[Entries with figure data]
☆ ☆ ☆ ☆ ☆ ☆ ☆

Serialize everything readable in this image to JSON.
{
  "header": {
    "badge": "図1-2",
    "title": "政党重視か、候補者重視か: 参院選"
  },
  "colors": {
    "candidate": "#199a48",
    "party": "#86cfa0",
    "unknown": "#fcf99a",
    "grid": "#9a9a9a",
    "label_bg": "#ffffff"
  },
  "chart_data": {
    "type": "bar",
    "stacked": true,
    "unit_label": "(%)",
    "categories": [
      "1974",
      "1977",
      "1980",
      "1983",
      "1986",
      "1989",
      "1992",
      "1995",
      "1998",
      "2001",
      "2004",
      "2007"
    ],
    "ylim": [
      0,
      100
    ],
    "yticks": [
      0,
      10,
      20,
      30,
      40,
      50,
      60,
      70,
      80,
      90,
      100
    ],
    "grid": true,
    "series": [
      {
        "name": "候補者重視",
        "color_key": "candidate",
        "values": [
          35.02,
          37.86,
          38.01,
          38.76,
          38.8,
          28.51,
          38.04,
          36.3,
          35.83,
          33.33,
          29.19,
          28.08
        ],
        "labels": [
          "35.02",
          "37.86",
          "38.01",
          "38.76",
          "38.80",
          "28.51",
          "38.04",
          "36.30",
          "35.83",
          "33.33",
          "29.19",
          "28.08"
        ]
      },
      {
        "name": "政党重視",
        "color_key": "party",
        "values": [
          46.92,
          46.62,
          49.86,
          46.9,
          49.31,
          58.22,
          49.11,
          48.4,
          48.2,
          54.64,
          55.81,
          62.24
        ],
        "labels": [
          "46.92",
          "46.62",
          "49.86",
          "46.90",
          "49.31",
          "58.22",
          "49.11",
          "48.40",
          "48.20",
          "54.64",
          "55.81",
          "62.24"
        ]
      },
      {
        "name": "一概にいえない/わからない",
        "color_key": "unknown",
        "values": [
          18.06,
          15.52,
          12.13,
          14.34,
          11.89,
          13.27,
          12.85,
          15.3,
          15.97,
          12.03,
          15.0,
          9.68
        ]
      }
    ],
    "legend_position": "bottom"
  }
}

☆ ☆ ☆ ☆ ☆ ☆ ☆

### Work to be completed
Each line holding the word "candidate" counts once; report the total and nothing else.

### Answer to this task
2